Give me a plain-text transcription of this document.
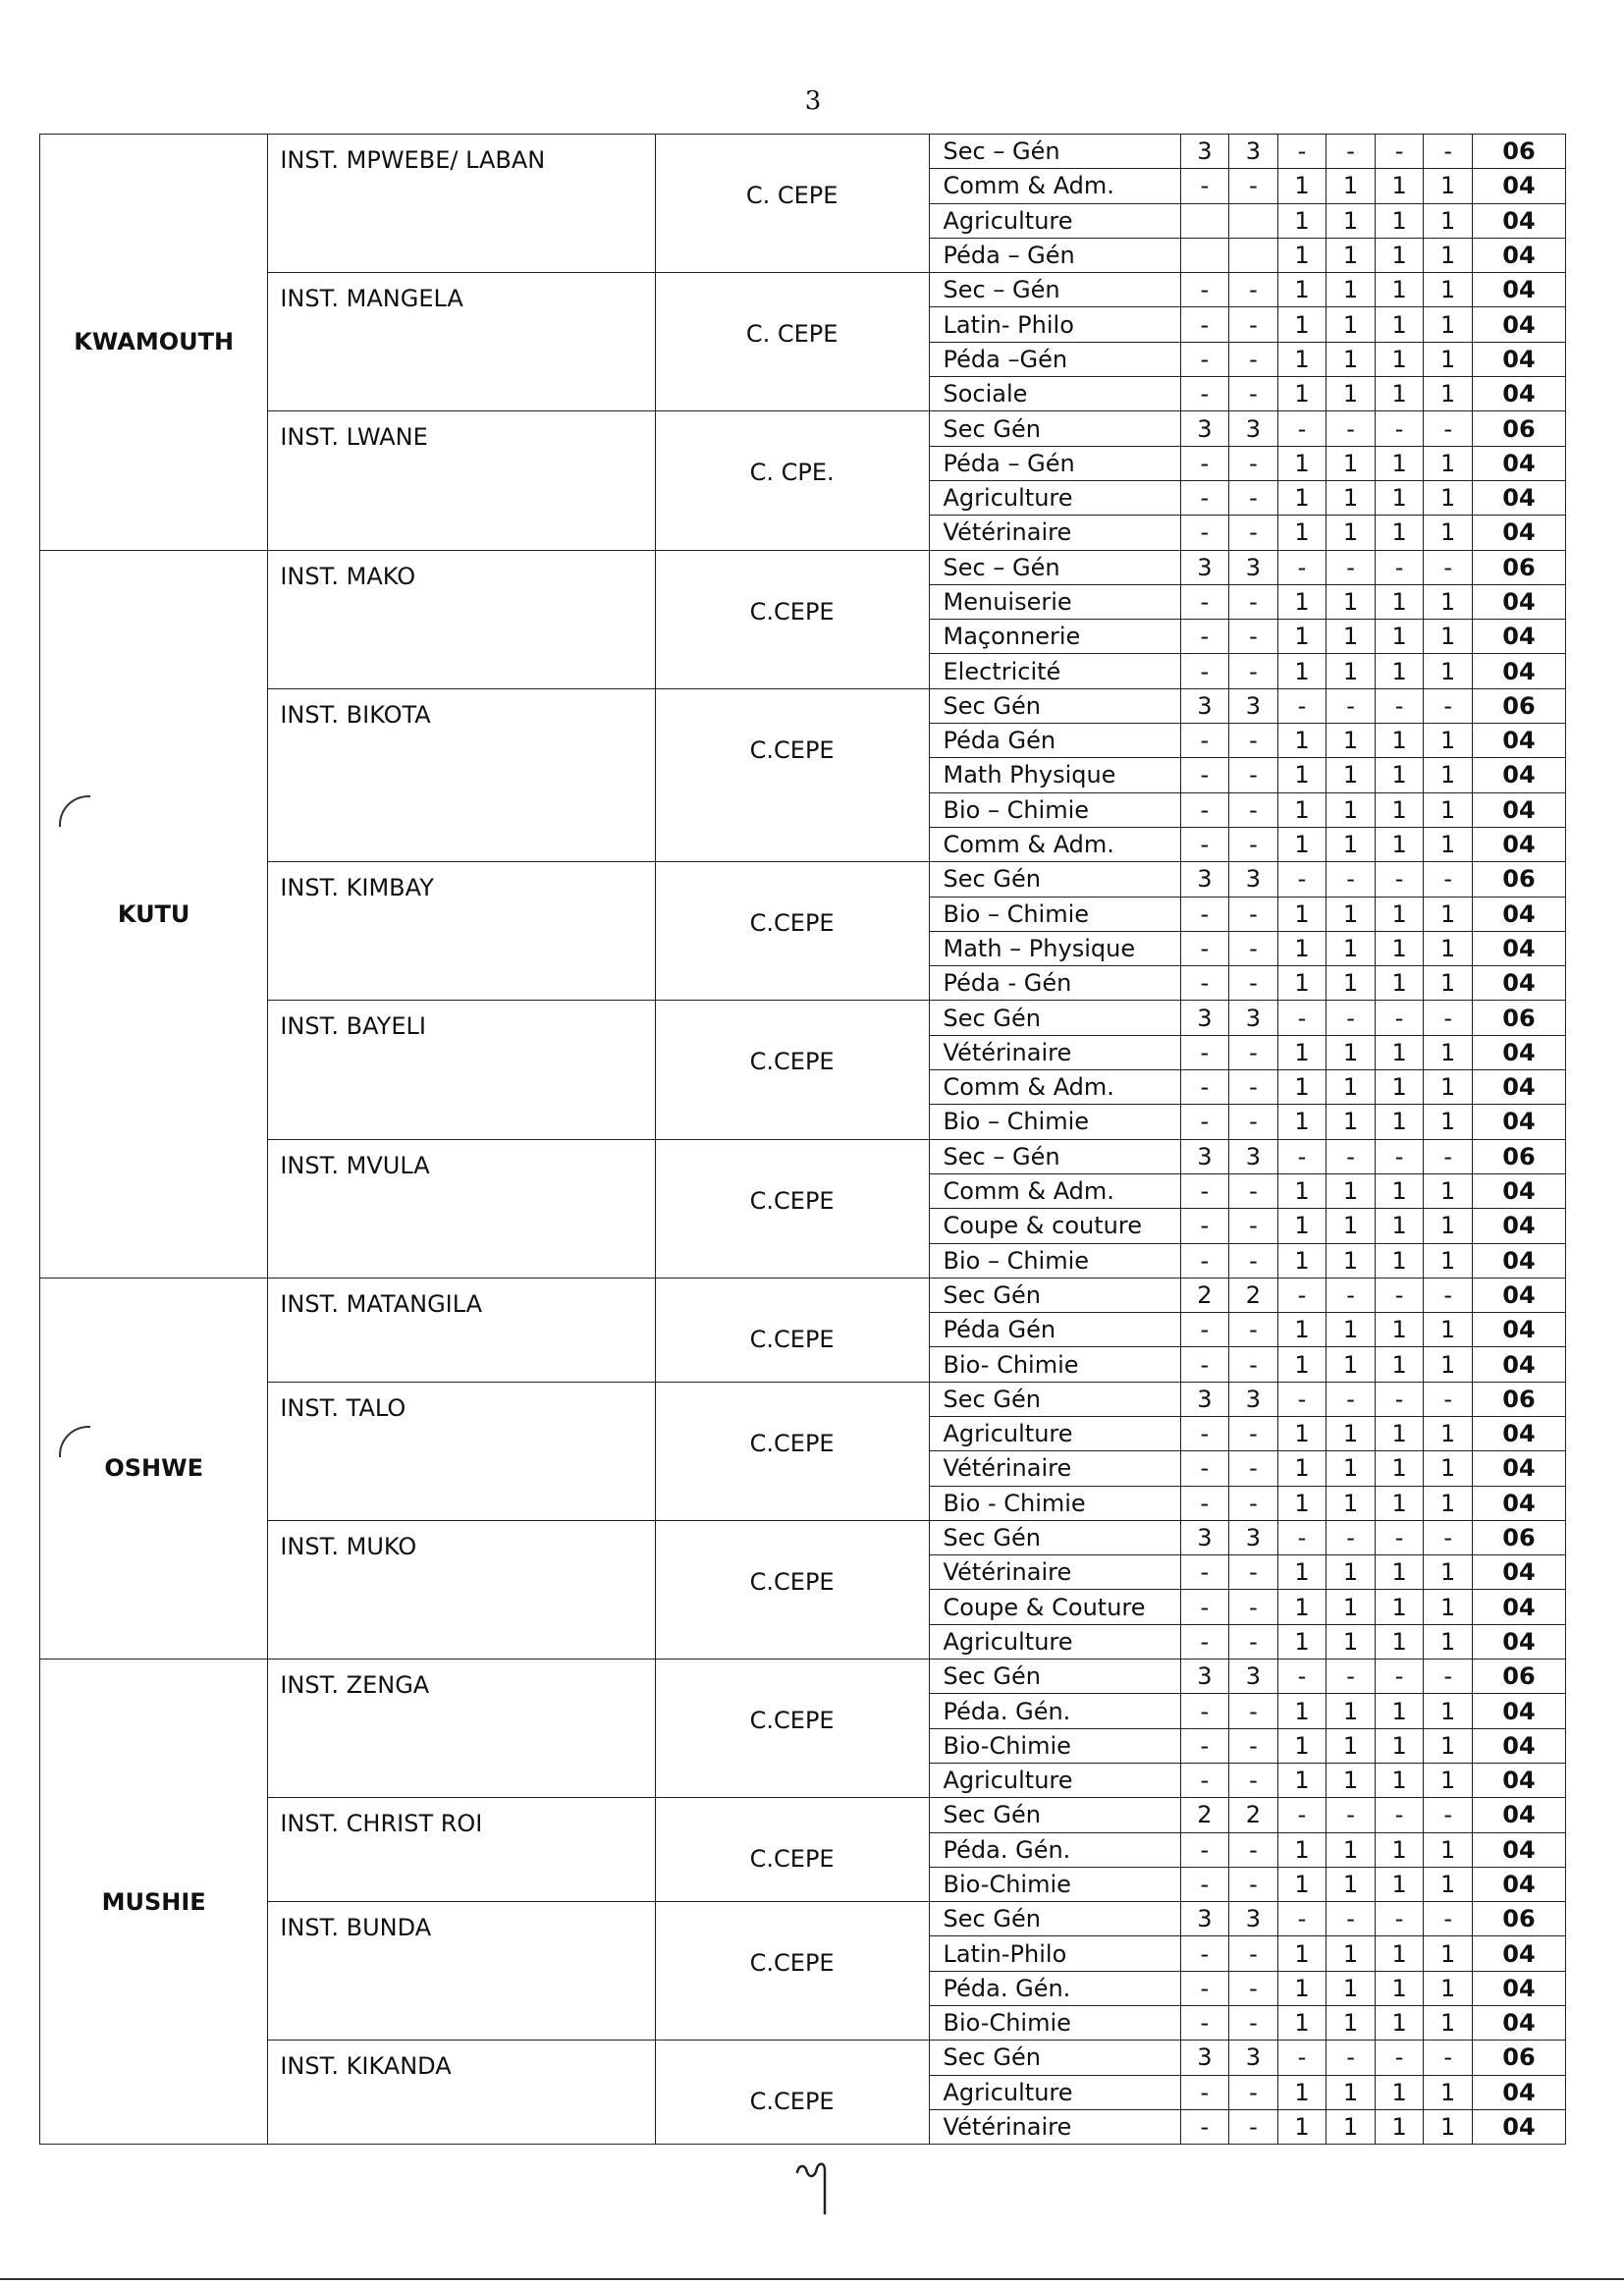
3
KWAMOUTH	INST. MPWEBE/ LABAN	C. CEPE	Sec – Gén	3	3	-	-	-	-	06
			Comm & Adm.	-	-	1	1	1	1	04
			Agriculture			1	1	1	1	04
			Péda – Gén			1	1	1	1	04
	INST. MANGELA	C. CEPE	Sec – Gén	-	-	1	1	1	1	04
			Latin- Philo	-	-	1	1	1	1	04
			Péda –Gén	-	-	1	1	1	1	04
			Sociale	-	-	1	1	1	1	04
	INST. LWANE	C. CPE.	Sec Gén	3	3	-	-	-	-	06
			Péda – Gén	-	-	1	1	1	1	04
			Agriculture	-	-	1	1	1	1	04
			Vétérinaire	-	-	1	1	1	1	04
KUTU	INST. MAKO	C.CEPE	Sec – Gén	3	3	-	-	-	-	06
			Menuiserie	-	-	1	1	1	1	04
			Maçonnerie	-	-	1	1	1	1	04
			Electricité	-	-	1	1	1	1	04
	INST. BIKOTA	C.CEPE	Sec Gén	3	3	-	-	-	-	06
			Péda Gén	-	-	1	1	1	1	04
			Math Physique	-	-	1	1	1	1	04
			Bio – Chimie	-	-	1	1	1	1	04
			Comm & Adm.	-	-	1	1	1	1	04
	INST. KIMBAY	C.CEPE	Sec Gén	3	3	-	-	-	-	06
			Bio – Chimie	-	-	1	1	1	1	04
			Math – Physique	-	-	1	1	1	1	04
			Péda - Gén	-	-	1	1	1	1	04
	INST. BAYELI	C.CEPE	Sec Gén	3	3	-	-	-	-	06
			Vétérinaire	-	-	1	1	1	1	04
			Comm & Adm.	-	-	1	1	1	1	04
			Bio – Chimie	-	-	1	1	1	1	04
	INST. MVULA	C.CEPE	Sec – Gén	3	3	-	-	-	-	06
			Comm & Adm.	-	-	1	1	1	1	04
			Coupe & couture	-	-	1	1	1	1	04
			Bio – Chimie	-	-	1	1	1	1	04
OSHWE	INST. MATANGILA	C.CEPE	Sec Gén	2	2	-	-	-	-	04
			Péda Gén	-	-	1	1	1	1	04
			Bio- Chimie	-	-	1	1	1	1	04
	INST. TALO	C.CEPE	Sec Gén	3	3	-	-	-	-	06
			Agriculture	-	-	1	1	1	1	04
			Vétérinaire	-	-	1	1	1	1	04
			Bio - Chimie	-	-	1	1	1	1	04
	INST. MUKO	C.CEPE	Sec Gén	3	3	-	-	-	-	06
			Vétérinaire	-	-	1	1	1	1	04
			Coupe & Couture	-	-	1	1	1	1	04
			Agriculture	-	-	1	1	1	1	04
MUSHIE	INST. ZENGA	C.CEPE	Sec Gén	3	3	-	-	-	-	06
			Péda. Gén.	-	-	1	1	1	1	04
			Bio-Chimie	-	-	1	1	1	1	04
			Agriculture	-	-	1	1	1	1	04
	INST. CHRIST ROI	C.CEPE	Sec Gén	2	2	-	-	-	-	04
			Péda. Gén.	-	-	1	1	1	1	04
			Bio-Chimie	-	-	1	1	1	1	04
	INST. BUNDA	C.CEPE	Sec Gén	3	3	-	-	-	-	06
			Latin-Philo	-	-	1	1	1	1	04
			Péda. Gén.	-	-	1	1	1	1	04
			Bio-Chimie	-	-	1	1	1	1	04
	INST. KIKANDA	C.CEPE	Sec Gén	3	3	-	-	-	-	06
			Agriculture	-	-	1	1	1	1	04
			Vétérinaire	-	-	1	1	1	1	04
———
(Goal of the exercise): Copy the records above exactly, leaving out every picture.

(Complete answer):
Give me a plain-text transcription of this document.
3
KWAMOUTH	INST. MPWEBE/ LABAN	C. CEPE	Sec – Gén	3	3	-	-	-	-	06
			Comm & Adm.	-	-	1	1	1	1	04
			Agriculture			1	1	1	1	04
			Péda – Gén			1	1	1	1	04
	INST. MANGELA	C. CEPE	Sec – Gén	-	-	1	1	1	1	04
			Latin- Philo	-	-	1	1	1	1	04
			Péda –Gén	-	-	1	1	1	1	04
			Sociale	-	-	1	1	1	1	04
	INST. LWANE	C. CPE.	Sec Gén	3	3	-	-	-	-	06
			Péda – Gén	-	-	1	1	1	1	04
			Agriculture	-	-	1	1	1	1	04
			Vétérinaire	-	-	1	1	1	1	04
KUTU	INST. MAKO	C.CEPE	Sec – Gén	3	3	-	-	-	-	06
			Menuiserie	-	-	1	1	1	1	04
			Maçonnerie	-	-	1	1	1	1	04
			Electricité	-	-	1	1	1	1	04
	INST. BIKOTA	C.CEPE	Sec Gén	3	3	-	-	-	-	06
			Péda Gén	-	-	1	1	1	1	04
			Math Physique	-	-	1	1	1	1	04
			Bio – Chimie	-	-	1	1	1	1	04
			Comm & Adm.	-	-	1	1	1	1	04
	INST. KIMBAY	C.CEPE	Sec Gén	3	3	-	-	-	-	06
			Bio – Chimie	-	-	1	1	1	1	04
			Math – Physique	-	-	1	1	1	1	04
			Péda - Gén	-	-	1	1	1	1	04
	INST. BAYELI	C.CEPE	Sec Gén	3	3	-	-	-	-	06
			Vétérinaire	-	-	1	1	1	1	04
			Comm & Adm.	-	-	1	1	1	1	04
			Bio – Chimie	-	-	1	1	1	1	04
	INST. MVULA	C.CEPE	Sec – Gén	3	3	-	-	-	-	06
			Comm & Adm.	-	-	1	1	1	1	04
			Coupe & couture	-	-	1	1	1	1	04
			Bio – Chimie	-	-	1	1	1	1	04
OSHWE	INST. MATANGILA	C.CEPE	Sec Gén	2	2	-	-	-	-	04
			Péda Gén	-	-	1	1	1	1	04
			Bio- Chimie	-	-	1	1	1	1	04
	INST. TALO	C.CEPE	Sec Gén	3	3	-	-	-	-	06
			Agriculture	-	-	1	1	1	1	04
			Vétérinaire	-	-	1	1	1	1	04
			Bio - Chimie	-	-	1	1	1	1	04
	INST. MUKO	C.CEPE	Sec Gén	3	3	-	-	-	-	06
			Vétérinaire	-	-	1	1	1	1	04
			Coupe & Couture	-	-	1	1	1	1	04
			Agriculture	-	-	1	1	1	1	04
MUSHIE	INST. ZENGA	C.CEPE	Sec Gén	3	3	-	-	-	-	06
			Péda. Gén.	-	-	1	1	1	1	04
			Bio-Chimie	-	-	1	1	1	1	04
			Agriculture	-	-	1	1	1	1	04
	INST. CHRIST ROI	C.CEPE	Sec Gén	2	2	-	-	-	-	04
			Péda. Gén.	-	-	1	1	1	1	04
			Bio-Chimie	-	-	1	1	1	1	04
	INST. BUNDA	C.CEPE	Sec Gén	3	3	-	-	-	-	06
			Latin-Philo	-	-	1	1	1	1	04
			Péda. Gén.	-	-	1	1	1	1	04
			Bio-Chimie	-	-	1	1	1	1	04
	INST. KIKANDA	C.CEPE	Sec Gén	3	3	-	-	-	-	06
			Agriculture	-	-	1	1	1	1	04
			Vétérinaire	-	-	1	1	1	1	04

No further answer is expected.